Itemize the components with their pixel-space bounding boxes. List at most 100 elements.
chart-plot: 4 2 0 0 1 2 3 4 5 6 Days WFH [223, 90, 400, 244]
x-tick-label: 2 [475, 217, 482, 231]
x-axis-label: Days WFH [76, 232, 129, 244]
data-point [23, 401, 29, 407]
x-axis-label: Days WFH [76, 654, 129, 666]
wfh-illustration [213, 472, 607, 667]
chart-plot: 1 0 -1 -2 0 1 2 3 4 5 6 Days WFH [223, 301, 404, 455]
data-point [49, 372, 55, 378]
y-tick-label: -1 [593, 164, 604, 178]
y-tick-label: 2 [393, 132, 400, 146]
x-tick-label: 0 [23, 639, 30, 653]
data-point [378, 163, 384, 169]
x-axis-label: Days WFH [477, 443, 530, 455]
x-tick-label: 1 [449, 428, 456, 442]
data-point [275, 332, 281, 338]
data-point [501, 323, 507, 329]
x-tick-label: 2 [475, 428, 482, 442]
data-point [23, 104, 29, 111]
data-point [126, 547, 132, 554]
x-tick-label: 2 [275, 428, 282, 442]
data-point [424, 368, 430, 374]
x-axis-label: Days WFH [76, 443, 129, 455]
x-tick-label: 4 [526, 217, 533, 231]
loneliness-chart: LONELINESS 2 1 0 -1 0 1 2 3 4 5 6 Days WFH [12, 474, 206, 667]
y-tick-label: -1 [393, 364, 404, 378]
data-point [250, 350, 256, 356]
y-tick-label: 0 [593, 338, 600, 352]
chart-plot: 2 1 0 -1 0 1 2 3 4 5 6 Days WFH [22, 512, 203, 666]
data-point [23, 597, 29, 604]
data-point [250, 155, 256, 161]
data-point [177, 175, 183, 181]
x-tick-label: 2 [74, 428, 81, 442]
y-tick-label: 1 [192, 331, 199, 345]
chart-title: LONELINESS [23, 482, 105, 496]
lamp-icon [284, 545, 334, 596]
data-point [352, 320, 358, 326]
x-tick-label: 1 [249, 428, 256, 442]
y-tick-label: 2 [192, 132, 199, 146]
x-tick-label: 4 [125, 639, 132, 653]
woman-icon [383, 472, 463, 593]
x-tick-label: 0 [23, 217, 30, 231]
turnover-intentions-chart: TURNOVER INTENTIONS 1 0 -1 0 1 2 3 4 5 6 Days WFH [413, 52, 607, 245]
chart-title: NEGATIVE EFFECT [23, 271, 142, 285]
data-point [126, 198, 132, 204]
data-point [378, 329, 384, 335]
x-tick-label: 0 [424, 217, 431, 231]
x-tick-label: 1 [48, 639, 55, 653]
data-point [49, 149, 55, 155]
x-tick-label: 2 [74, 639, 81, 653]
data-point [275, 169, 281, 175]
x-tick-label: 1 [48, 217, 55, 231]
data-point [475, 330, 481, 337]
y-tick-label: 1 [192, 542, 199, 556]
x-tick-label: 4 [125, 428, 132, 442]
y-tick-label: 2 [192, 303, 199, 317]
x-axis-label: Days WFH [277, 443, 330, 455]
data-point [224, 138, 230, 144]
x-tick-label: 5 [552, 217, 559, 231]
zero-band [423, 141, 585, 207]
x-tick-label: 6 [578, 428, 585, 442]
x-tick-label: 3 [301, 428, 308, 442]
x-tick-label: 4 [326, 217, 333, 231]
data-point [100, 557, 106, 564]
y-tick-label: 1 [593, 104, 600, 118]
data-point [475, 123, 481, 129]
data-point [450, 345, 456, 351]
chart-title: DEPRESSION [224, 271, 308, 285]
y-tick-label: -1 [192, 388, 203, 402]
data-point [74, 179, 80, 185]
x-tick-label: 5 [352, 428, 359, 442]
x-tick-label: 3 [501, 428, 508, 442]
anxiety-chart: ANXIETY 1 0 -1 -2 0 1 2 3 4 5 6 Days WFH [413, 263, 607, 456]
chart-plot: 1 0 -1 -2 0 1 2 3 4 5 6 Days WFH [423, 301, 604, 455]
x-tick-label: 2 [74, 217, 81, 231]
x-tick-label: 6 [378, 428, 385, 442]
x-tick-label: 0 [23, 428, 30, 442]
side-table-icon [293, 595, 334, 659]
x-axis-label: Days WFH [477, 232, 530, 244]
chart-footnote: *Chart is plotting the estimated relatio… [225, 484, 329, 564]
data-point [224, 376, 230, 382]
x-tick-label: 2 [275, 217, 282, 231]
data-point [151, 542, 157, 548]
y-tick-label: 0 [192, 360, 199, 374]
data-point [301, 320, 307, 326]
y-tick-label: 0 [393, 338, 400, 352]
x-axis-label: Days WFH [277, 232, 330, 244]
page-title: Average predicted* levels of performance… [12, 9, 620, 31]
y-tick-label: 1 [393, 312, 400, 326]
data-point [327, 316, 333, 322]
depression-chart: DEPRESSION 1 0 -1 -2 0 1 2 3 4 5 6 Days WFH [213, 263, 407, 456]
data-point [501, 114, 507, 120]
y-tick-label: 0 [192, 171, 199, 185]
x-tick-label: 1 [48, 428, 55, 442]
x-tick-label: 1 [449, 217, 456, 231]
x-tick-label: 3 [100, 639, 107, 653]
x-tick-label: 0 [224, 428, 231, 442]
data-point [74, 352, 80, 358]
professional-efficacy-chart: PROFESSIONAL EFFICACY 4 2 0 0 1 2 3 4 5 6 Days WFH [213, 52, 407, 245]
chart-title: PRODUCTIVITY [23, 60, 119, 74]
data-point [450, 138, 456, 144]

· · ·

» WHAT IS NEEDED: Count the lines in the items that contain the string "icon", matching case exactly. Reply with the number alone.

» COMPLETED EXERCISE: 3